JOB:
Your copy of the material below should match it exactly, except that it holds no pictures.

• • •

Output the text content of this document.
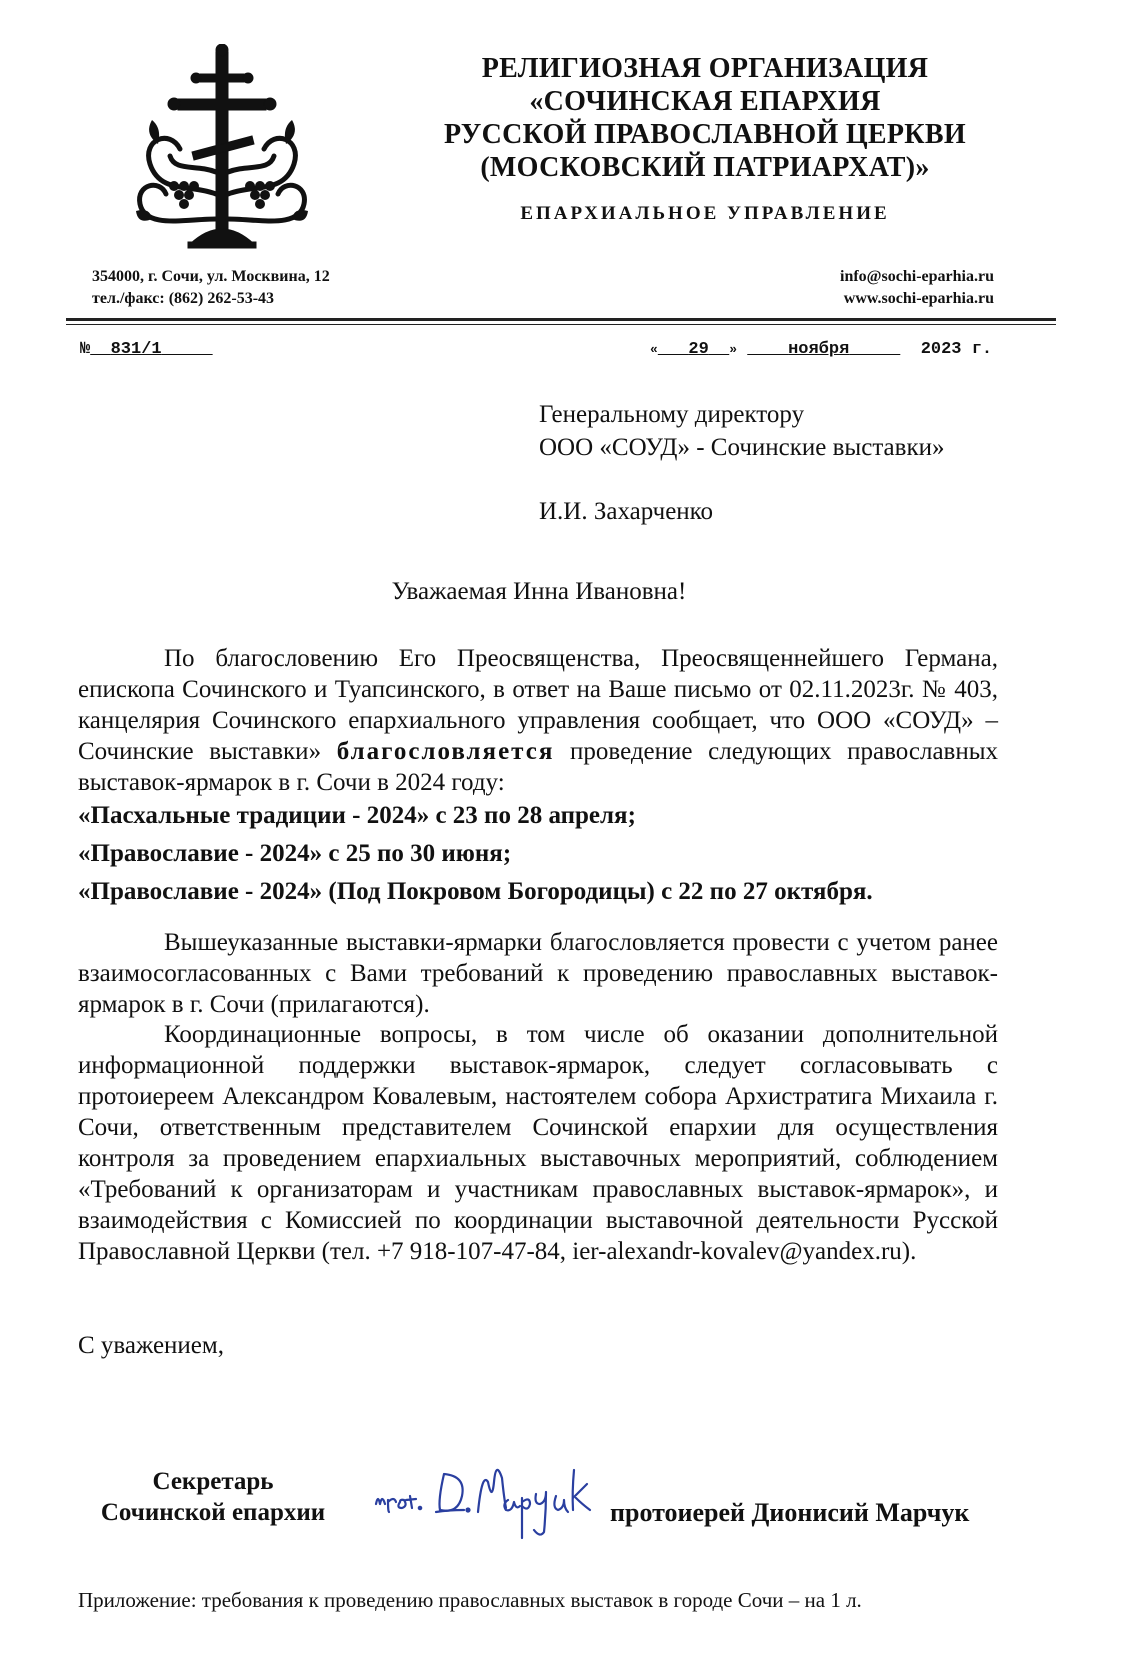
РЕЛИГИОЗНАЯ ОРГАНИЗАЦИЯ
«СОЧИНСКАЯ ЕПАРХИЯ
РУССКОЙ ПРАВОСЛАВНОЙ ЦЕРКВИ
(МОСКОВСКИЙ ПАТРИАРХАТ)»
ЕПАРХИАЛЬНОЕ УПРАВЛЕНИЕ
354000, г. Сочи, ул. Москвина, 12
тел./факс: (862) 262-53-43
info@sochi-eparhia.ru
www.sochi-eparhia.ru
№ 831/1	« 29 »	ноября	2023 г.
Генеральному директору
ООО «СОУД» - Сочинские выставки»
И.И. Захарченко
Уважаемая Инна Ивановна!
По благословению Его Преосвященства, Преосвященнейшего Германа, епископа Сочинского и Туапсинского, в ответ на Ваше письмо от 02.11.2023г. № 403, канцелярия Сочинского епархиального управления сообщает, что ООО «СОУД» – Сочинские выставки» благословляется проведение следующих православных выставок-ярмарок в г. Сочи в 2024 году:
«Пасхальные традиции - 2024» с 23 по 28 апреля;
«Православие - 2024» с 25 по 30 июня;
«Православие - 2024» (Под Покровом Богородицы) с 22 по 27 октября.
Вышеуказанные выставки-ярмарки благословляется провести с учетом ранее взаимосогласованных с Вами требований к проведению православных выставок-ярмарок в г. Сочи (прилагаются).
Координационные вопросы, в том числе об оказании дополнительной информационной поддержки выставок-ярмарок, следует согласовывать с протоиереем Александром Ковалевым, настоятелем собора Архистратига Михаила г. Сочи, ответственным представителем Сочинской епархии для осуществления контроля за проведением епархиальных выставочных мероприятий, соблюдением «Требований к организаторам и участникам православных выставок-ярмарок», и взаимодействия с Комиссией по координации выставочной деятельности Русской Православной Церкви (тел. +7 918-107-47-84, ier-alexandr-kovalev@yandex.ru).
С уважением,
Секретарь
Сочинской епархии	протоиерей Дионисий Марчук
Приложение: требования к проведению православных выставок в городе Сочи – на 1 л.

• • •

SOLUTION TO THIS PROBLEM:
Output the text content of this document.
РЕЛИГИОЗНАЯ ОРГАНИЗАЦИЯ
«СОЧИНСКАЯ ЕПАРХИЯ
РУССКОЙ ПРАВОСЛАВНОЙ ЦЕРКВИ
(МОСКОВСКИЙ ПАТРИАРХАТ)»
ЕПАРХИАЛЬНОЕ УПРАВЛЕНИЕ
354000, г. Сочи, ул. Москвина, 12
тел./факс: (862) 262-53-43
info@sochi-eparhia.ru
www.sochi-eparhia.ru
№ 831/1	« 29 »	ноября	2023 г.
Генеральному директору
ООО «СОУД» - Сочинские выставки»
И.И. Захарченко
Уважаемая Инна Ивановна!
По благословению Его Преосвященства, Преосвященнейшего Германа, епископа Сочинского и Туапсинского, в ответ на Ваше письмо от 02.11.2023г. № 403, канцелярия Сочинского епархиального управления сообщает, что ООО «СОУД» – Сочинские выставки» благословляется проведение следующих православных выставок-ярмарок в г. Сочи в 2024 году:
«Пасхальные традиции - 2024» с 23 по 28 апреля;
«Православие - 2024» с 25 по 30 июня;
«Православие - 2024» (Под Покровом Богородицы) с 22 по 27 октября.
Вышеуказанные выставки-ярмарки благословляется провести с учетом ранее взаимосогласованных с Вами требований к проведению православных выставок-ярмарок в г. Сочи (прилагаются).
Координационные вопросы, в том числе об оказании дополнительной информационной поддержки выставок-ярмарок, следует согласовывать с протоиереем Александром Ковалевым, настоятелем собора Архистратига Михаила г. Сочи, ответственным представителем Сочинской епархии для осуществления контроля за проведением епархиальных выставочных мероприятий, соблюдением «Требований к организаторам и участникам православных выставок-ярмарок», и взаимодействия с Комиссией по координации выставочной деятельности Русской Православной Церкви (тел. +7 918-107-47-84, ier-alexandr-kovalev@yandex.ru).
С уважением,
Секретарь
Сочинской епархии	протоиерей Дионисий Марчук
Приложение: требования к проведению православных выставок в городе Сочи – на 1 л.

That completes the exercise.